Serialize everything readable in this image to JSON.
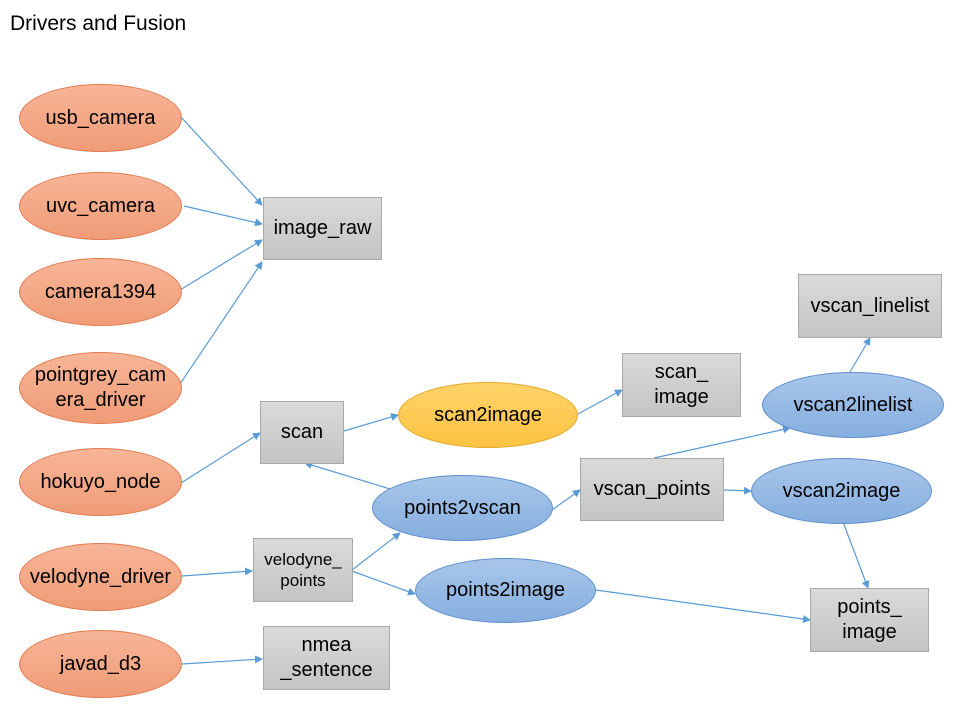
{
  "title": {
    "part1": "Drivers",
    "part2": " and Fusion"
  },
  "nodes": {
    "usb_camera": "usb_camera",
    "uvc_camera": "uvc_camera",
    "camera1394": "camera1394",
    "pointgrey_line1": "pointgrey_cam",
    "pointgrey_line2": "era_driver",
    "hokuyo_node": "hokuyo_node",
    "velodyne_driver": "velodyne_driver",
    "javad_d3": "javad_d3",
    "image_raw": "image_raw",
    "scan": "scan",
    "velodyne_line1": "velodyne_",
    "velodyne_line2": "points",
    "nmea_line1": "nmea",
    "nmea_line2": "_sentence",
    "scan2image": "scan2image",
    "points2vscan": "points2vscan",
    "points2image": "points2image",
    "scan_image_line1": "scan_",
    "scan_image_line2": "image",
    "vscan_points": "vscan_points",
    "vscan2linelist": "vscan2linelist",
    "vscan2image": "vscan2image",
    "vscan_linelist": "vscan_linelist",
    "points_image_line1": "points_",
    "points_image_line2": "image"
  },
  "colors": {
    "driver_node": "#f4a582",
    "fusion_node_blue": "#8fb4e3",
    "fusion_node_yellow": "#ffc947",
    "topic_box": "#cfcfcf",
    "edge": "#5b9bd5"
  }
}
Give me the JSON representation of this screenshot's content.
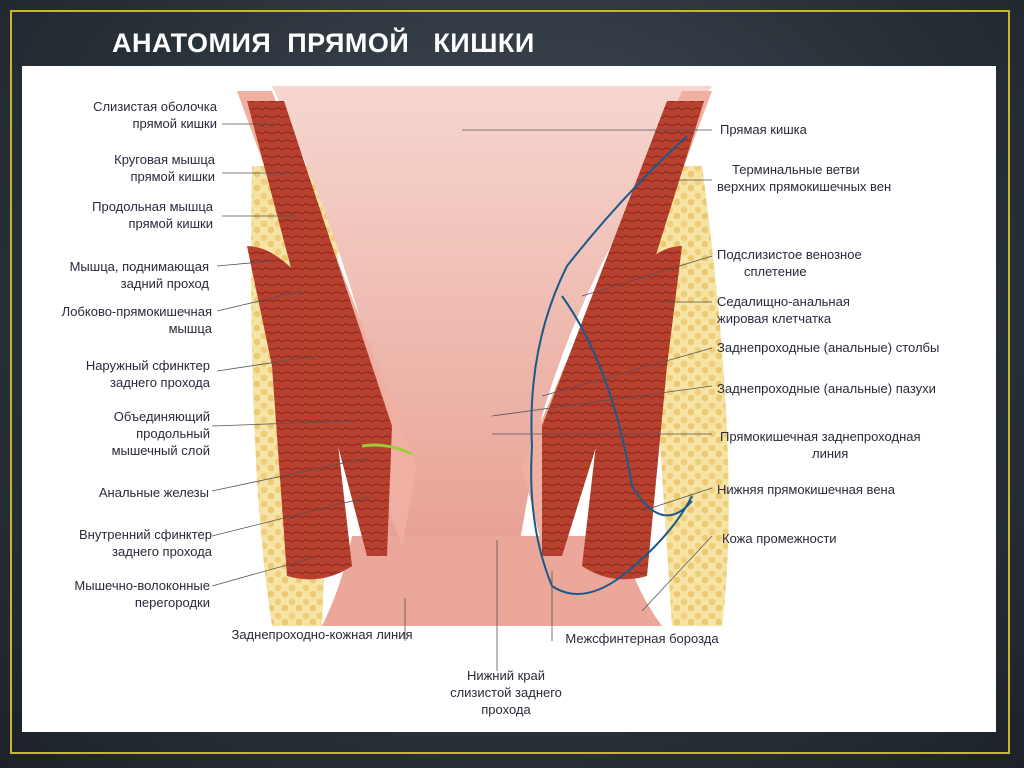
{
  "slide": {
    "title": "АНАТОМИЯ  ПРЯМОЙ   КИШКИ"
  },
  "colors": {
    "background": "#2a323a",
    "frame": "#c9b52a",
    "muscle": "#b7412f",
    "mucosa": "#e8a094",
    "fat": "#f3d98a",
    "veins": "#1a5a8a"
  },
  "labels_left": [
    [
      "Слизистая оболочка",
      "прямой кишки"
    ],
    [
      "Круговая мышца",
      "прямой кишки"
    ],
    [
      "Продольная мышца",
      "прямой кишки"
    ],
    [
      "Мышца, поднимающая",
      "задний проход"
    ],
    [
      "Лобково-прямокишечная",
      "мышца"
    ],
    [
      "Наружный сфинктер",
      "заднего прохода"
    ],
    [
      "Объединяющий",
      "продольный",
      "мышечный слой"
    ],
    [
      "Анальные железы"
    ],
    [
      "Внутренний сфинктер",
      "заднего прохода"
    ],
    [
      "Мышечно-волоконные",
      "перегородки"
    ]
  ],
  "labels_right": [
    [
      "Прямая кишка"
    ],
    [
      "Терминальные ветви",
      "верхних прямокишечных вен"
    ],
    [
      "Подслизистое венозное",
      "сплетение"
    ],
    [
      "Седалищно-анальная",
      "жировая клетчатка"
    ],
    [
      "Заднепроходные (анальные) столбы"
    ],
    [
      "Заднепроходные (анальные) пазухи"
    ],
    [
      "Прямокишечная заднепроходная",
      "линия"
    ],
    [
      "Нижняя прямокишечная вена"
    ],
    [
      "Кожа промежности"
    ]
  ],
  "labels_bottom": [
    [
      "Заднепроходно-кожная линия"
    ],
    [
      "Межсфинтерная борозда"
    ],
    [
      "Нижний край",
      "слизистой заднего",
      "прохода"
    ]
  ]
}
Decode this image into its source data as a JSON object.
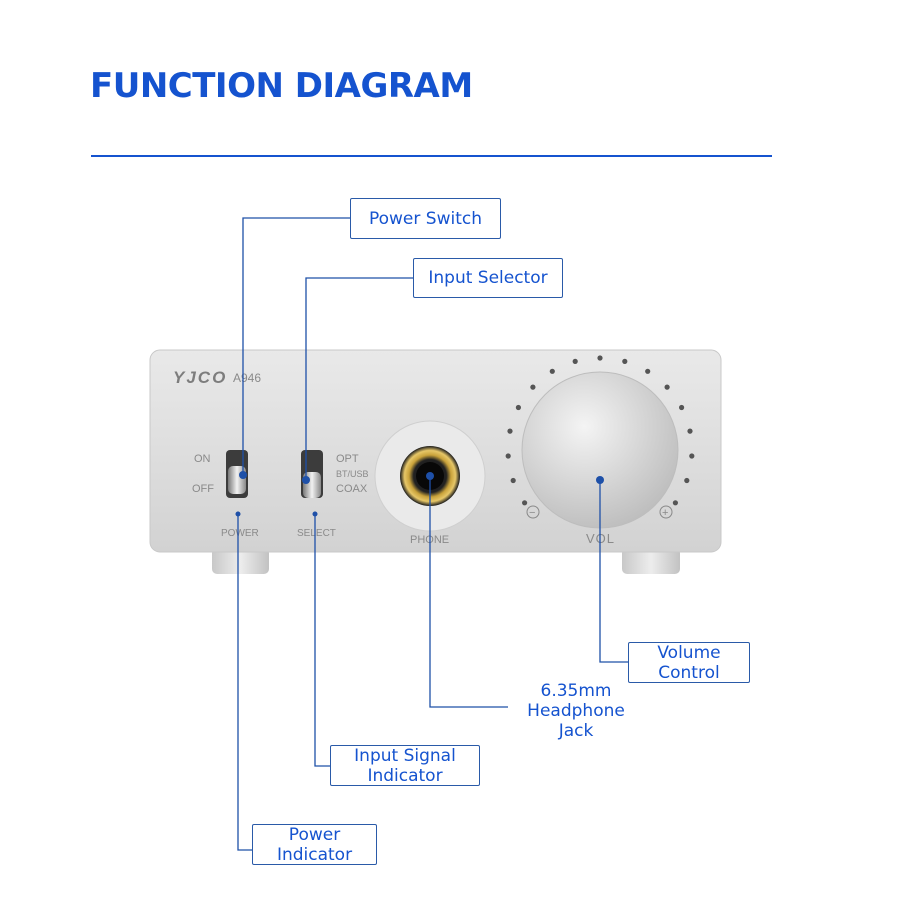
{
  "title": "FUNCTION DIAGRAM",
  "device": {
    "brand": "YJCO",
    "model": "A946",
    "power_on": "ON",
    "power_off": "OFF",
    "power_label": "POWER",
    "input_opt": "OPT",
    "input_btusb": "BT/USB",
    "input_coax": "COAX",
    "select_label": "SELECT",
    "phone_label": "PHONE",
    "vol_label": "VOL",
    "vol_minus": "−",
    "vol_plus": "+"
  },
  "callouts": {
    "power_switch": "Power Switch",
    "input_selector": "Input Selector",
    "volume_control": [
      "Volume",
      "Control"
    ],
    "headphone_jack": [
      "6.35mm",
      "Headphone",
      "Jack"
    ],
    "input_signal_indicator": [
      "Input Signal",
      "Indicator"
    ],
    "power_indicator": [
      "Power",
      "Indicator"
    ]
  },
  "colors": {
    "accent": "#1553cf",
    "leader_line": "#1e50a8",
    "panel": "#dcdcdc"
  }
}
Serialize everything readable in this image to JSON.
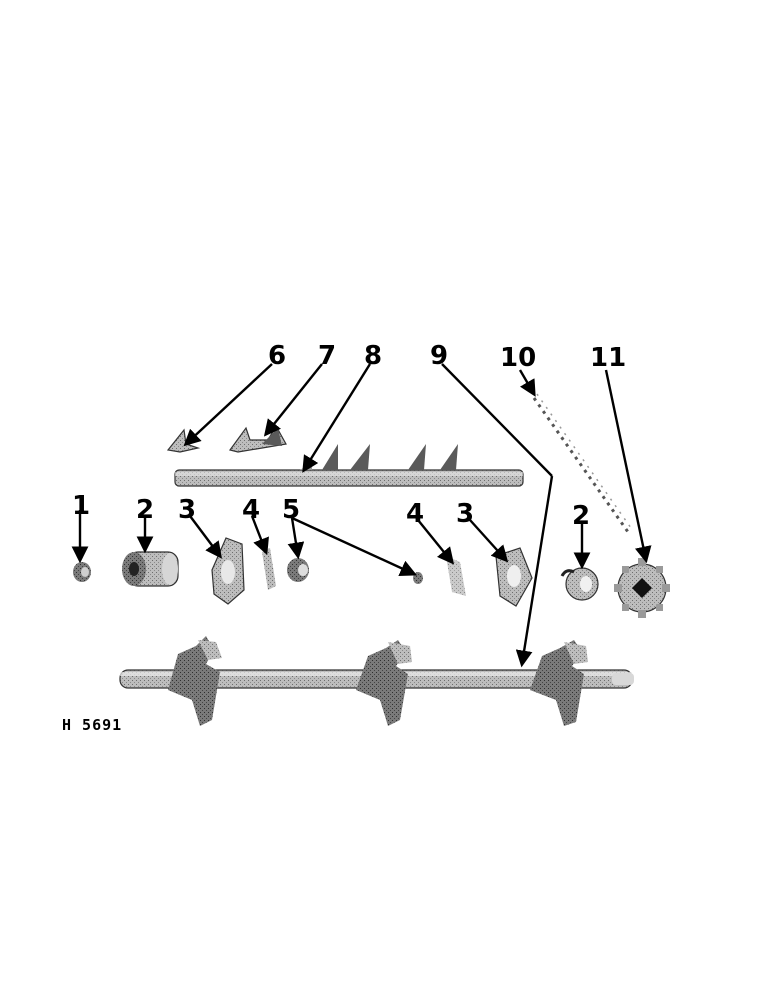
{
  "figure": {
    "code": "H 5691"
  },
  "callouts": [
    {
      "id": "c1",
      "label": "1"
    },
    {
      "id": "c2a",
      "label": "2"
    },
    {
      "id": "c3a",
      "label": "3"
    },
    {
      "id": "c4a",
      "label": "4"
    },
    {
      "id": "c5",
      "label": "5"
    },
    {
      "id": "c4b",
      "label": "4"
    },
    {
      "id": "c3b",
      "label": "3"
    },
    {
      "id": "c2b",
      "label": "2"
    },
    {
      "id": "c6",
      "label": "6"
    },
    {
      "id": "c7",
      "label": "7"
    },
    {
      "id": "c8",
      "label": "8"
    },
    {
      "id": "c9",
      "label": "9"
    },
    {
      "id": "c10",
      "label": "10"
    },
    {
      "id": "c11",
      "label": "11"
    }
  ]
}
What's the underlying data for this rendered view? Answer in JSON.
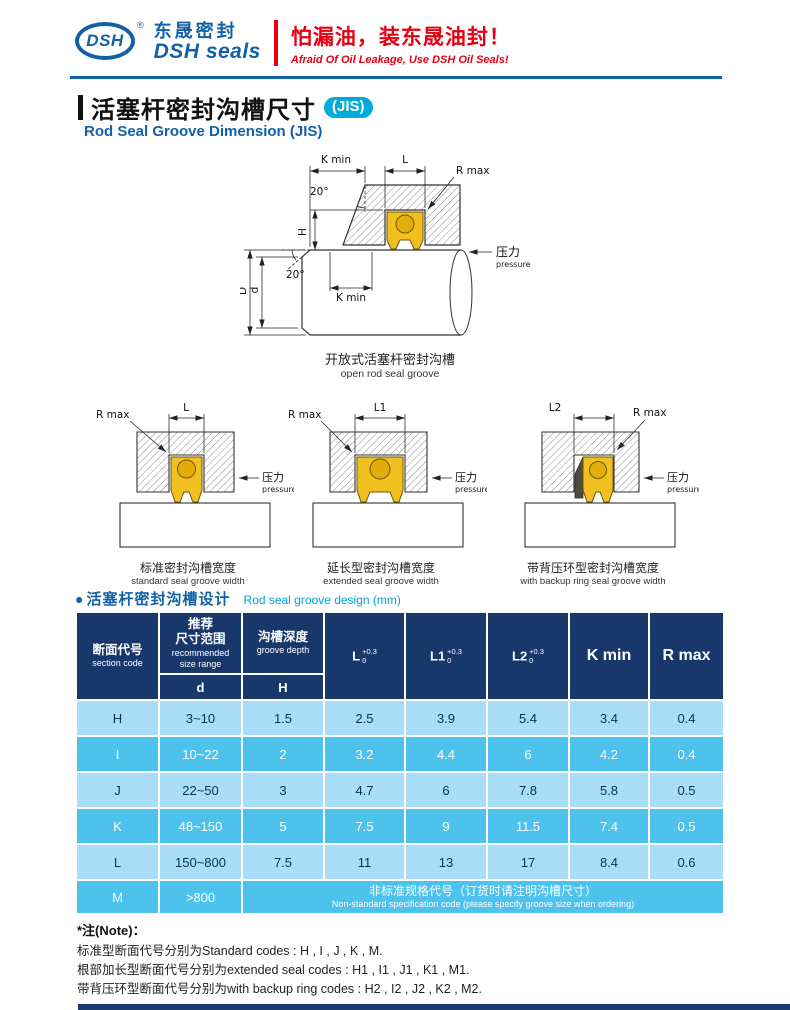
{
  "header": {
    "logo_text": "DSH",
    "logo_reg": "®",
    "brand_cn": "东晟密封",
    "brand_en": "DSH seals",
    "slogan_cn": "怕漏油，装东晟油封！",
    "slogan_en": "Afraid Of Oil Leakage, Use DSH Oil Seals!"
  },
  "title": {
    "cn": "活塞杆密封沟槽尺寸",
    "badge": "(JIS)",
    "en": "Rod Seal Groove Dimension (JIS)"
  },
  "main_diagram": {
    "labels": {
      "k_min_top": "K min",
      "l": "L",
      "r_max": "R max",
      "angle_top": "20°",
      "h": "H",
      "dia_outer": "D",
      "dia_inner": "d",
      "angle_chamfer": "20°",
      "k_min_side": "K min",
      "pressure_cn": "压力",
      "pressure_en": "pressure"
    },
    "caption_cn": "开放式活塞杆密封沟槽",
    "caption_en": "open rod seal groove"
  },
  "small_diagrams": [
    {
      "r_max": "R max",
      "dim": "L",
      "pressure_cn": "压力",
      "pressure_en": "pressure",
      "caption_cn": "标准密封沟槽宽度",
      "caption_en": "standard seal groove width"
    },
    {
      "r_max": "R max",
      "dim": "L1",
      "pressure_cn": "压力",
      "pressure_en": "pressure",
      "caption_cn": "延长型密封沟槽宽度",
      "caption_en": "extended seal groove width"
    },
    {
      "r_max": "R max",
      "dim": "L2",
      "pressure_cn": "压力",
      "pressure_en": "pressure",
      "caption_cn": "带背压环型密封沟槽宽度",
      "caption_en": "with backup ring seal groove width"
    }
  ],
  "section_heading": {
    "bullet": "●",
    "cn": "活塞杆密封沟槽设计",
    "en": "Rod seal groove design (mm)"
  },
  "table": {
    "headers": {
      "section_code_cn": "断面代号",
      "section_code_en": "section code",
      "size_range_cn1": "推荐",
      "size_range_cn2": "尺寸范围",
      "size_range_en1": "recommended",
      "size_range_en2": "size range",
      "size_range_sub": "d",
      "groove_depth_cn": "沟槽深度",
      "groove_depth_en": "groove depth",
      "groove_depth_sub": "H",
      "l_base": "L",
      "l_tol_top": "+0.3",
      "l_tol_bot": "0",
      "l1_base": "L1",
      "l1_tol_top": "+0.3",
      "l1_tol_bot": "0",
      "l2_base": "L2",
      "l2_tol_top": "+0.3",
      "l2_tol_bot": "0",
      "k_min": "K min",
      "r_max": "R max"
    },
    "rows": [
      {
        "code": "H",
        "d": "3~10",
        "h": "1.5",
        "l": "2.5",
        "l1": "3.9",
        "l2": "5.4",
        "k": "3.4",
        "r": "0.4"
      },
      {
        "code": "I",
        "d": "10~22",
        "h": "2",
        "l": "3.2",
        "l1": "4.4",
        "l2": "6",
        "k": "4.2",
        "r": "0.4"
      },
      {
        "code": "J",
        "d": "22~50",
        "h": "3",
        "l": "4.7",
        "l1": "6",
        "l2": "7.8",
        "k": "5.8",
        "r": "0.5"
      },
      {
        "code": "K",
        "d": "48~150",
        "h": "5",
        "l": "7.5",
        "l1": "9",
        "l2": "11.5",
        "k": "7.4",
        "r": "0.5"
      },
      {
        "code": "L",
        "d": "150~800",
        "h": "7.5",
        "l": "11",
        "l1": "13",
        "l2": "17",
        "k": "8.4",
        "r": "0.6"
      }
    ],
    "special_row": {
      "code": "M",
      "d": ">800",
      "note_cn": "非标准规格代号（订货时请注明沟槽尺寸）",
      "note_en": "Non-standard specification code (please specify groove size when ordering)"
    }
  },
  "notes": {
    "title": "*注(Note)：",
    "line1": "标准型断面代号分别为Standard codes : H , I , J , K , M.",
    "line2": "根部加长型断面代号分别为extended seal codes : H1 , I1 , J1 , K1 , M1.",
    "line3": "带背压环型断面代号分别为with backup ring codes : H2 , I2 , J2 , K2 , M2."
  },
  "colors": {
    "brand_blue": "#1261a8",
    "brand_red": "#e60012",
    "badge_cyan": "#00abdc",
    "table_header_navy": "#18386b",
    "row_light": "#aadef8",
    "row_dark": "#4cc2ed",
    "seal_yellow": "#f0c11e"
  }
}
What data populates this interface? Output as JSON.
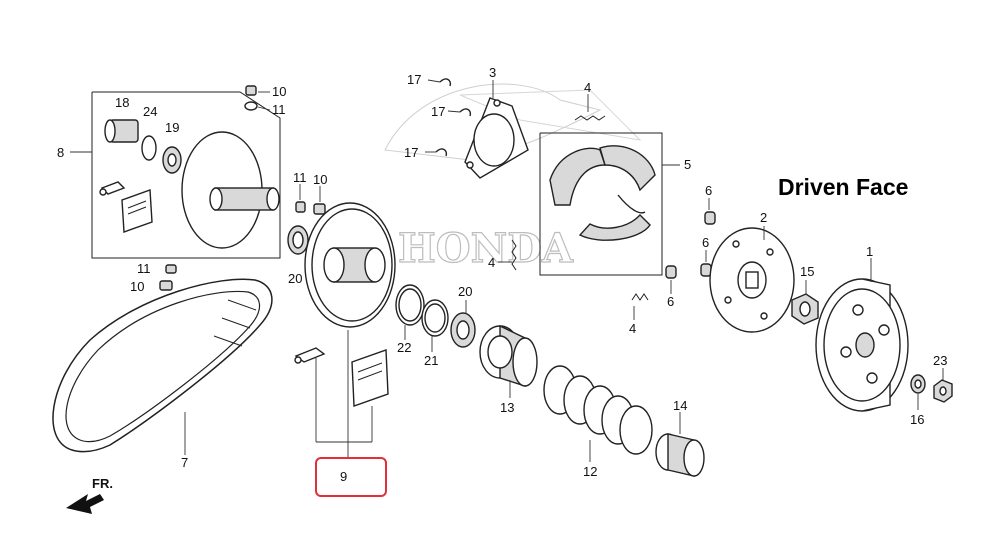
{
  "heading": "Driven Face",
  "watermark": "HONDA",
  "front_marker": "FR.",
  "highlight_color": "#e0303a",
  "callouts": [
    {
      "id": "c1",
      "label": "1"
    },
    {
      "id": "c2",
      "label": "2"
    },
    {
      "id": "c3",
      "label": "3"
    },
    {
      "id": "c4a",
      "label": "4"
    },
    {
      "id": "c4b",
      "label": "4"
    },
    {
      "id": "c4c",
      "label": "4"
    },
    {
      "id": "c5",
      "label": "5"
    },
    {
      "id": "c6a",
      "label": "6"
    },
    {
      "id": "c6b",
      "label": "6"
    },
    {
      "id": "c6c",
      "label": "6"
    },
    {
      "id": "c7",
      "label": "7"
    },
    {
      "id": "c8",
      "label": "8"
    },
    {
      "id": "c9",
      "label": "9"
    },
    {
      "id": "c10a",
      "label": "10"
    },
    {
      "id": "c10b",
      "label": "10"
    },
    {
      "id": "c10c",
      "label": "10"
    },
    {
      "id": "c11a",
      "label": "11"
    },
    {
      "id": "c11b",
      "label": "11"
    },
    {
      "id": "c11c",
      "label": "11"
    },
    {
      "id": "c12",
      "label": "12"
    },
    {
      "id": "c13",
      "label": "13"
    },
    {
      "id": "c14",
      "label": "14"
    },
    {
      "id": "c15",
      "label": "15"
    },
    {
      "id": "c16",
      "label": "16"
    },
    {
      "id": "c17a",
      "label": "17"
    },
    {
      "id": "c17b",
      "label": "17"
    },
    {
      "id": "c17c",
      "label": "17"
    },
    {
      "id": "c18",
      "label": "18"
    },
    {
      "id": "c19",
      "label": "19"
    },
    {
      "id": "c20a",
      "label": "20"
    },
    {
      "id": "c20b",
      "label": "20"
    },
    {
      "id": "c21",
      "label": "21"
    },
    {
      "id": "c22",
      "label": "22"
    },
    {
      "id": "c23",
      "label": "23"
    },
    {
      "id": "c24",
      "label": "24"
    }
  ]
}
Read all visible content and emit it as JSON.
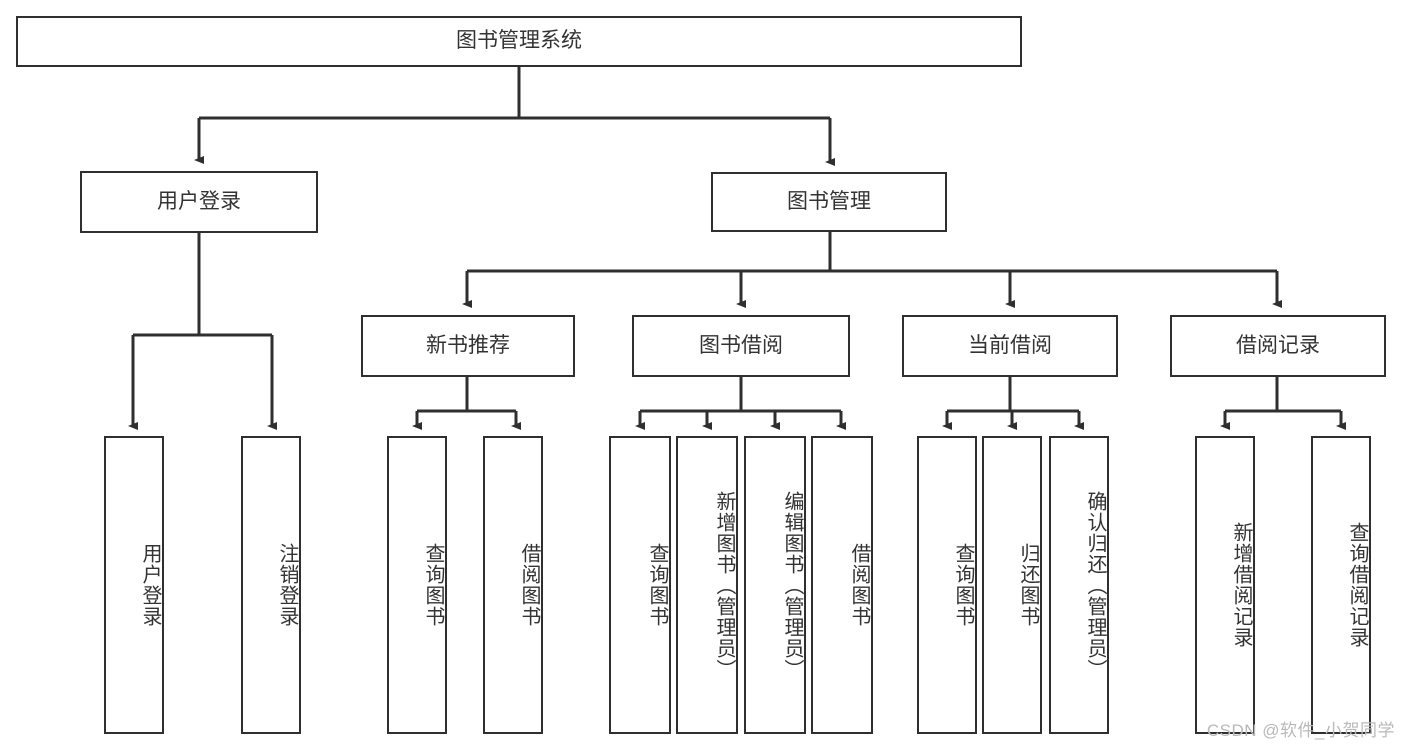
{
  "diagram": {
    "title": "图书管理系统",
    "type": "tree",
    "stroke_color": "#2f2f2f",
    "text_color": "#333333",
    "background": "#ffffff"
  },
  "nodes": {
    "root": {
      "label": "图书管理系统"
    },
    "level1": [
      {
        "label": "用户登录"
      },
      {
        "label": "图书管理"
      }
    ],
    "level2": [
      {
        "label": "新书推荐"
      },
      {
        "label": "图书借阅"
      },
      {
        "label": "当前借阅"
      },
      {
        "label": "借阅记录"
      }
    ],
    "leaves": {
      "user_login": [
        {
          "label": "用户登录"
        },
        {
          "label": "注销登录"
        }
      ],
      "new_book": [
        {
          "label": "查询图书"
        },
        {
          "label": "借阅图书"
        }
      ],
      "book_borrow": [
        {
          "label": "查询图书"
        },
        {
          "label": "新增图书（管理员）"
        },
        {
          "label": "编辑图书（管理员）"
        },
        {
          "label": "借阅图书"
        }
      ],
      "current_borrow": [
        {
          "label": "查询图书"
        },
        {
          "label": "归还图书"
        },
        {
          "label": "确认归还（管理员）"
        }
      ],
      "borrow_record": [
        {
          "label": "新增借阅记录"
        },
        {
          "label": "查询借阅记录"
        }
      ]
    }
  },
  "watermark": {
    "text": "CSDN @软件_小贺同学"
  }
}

::::

_Short task_.
Answer only with how many lines in the records include "data".

_Answer to this task_.
3